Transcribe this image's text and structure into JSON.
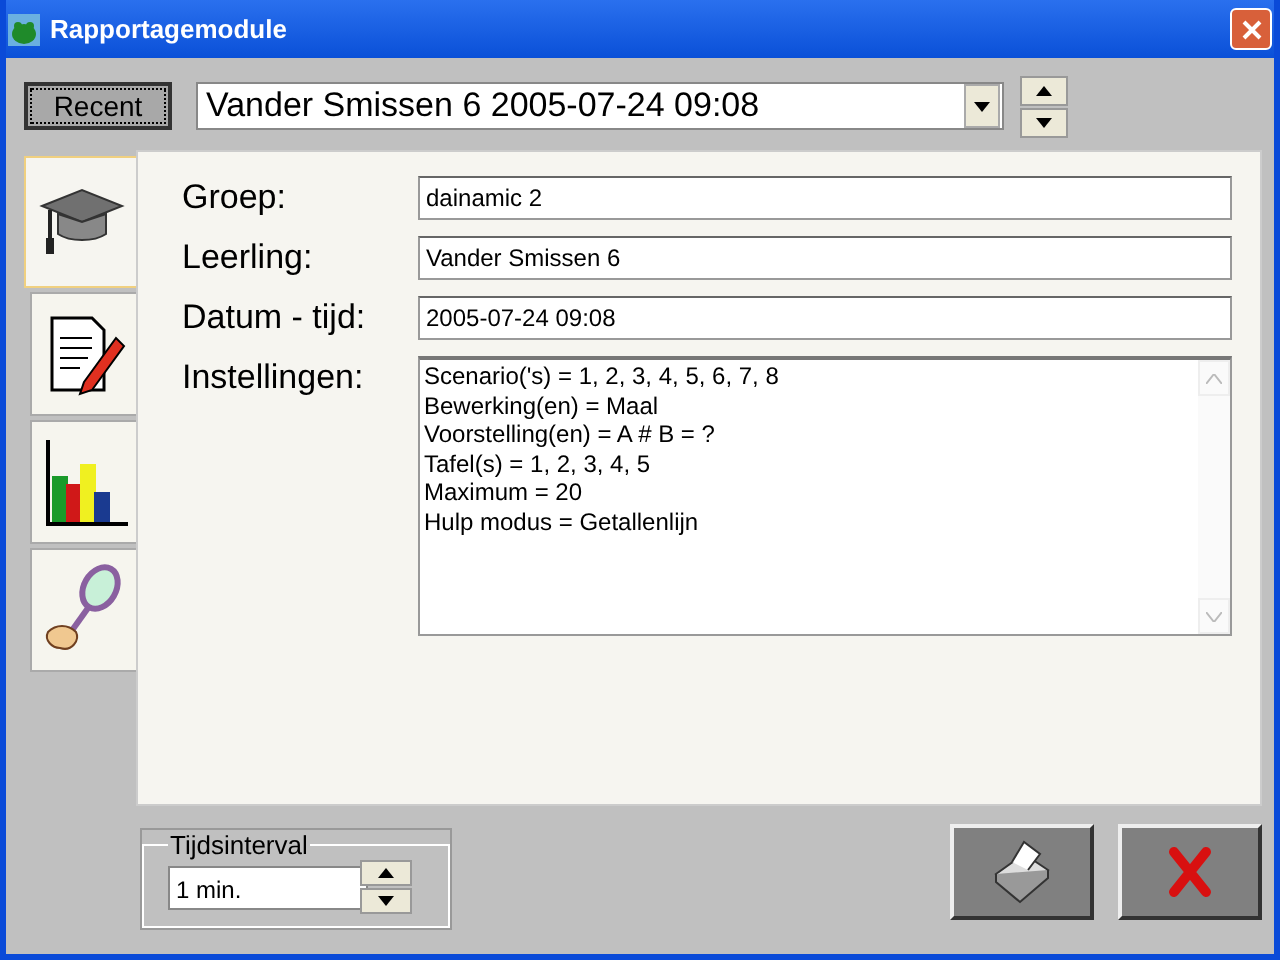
{
  "window": {
    "title": "Rapportagemodule"
  },
  "recent_button": "Recent",
  "session_select": {
    "value": "Vander Smissen 6 2005-07-24 09:08"
  },
  "tabs": [
    {
      "kind": "cap",
      "selected": true
    },
    {
      "kind": "edit",
      "selected": false
    },
    {
      "kind": "chart",
      "selected": false
    },
    {
      "kind": "magnifier",
      "selected": false
    }
  ],
  "fields": [
    {
      "label": "Groep:",
      "value": "dainamic 2"
    },
    {
      "label": "Leerling:",
      "value": "Vander Smissen 6"
    },
    {
      "label": "Datum - tijd:",
      "value": "2005-07-24 09:08"
    }
  ],
  "settings": {
    "label": "Instellingen:",
    "lines": [
      "Scenario('s) = 1, 2, 3, 4, 5, 6, 7, 8",
      "Bewerking(en) = Maal",
      "Voorstelling(en) = A # B = ?",
      "Tafel(s) = 1, 2, 3, 4, 5",
      "Maximum = 20",
      "Hulp modus = Getallenlijn"
    ]
  },
  "interval": {
    "legend": "Tijdsinterval",
    "value": "1 min."
  }
}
● ● ● ● ● ● ●
§ **REQUEST**:
Select every line of the records holding the string "label".

§ **RESPONSE**:
      "label": "Groep:",
      "label": "Leerling:",
      "label": "Datum - tijd:",
    "label": "Instellingen:",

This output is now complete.